* **OBJECTIVE**: In the entries below, identify every line with the string "Fish" and copy it.

* **DATA PROVIDED**:
━━━━━━━━

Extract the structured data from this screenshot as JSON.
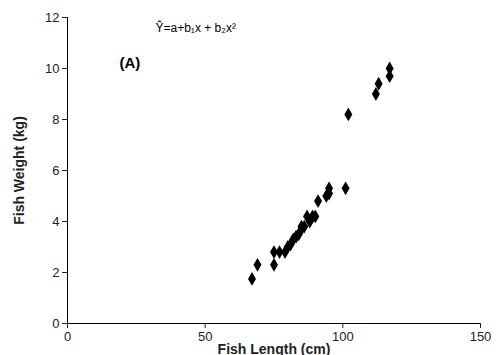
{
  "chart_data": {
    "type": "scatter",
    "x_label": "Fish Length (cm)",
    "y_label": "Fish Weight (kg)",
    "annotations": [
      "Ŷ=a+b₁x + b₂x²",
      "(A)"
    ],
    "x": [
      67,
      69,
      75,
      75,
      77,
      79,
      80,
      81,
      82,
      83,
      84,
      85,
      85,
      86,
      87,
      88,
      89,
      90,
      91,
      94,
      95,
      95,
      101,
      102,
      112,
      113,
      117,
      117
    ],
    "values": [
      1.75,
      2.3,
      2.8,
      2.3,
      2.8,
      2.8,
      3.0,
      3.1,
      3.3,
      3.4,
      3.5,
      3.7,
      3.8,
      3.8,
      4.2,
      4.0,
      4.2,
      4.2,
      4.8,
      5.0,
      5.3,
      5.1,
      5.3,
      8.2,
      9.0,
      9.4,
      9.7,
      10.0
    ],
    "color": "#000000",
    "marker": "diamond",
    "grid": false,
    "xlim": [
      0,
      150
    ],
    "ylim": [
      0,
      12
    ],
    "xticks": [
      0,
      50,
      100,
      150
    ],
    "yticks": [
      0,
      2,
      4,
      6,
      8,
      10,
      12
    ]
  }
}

━━━━━━━━

* **RESPONSE BELOW**:
    "x_label": "Fish Length (cm)",
    "y_label": "Fish Weight (kg)",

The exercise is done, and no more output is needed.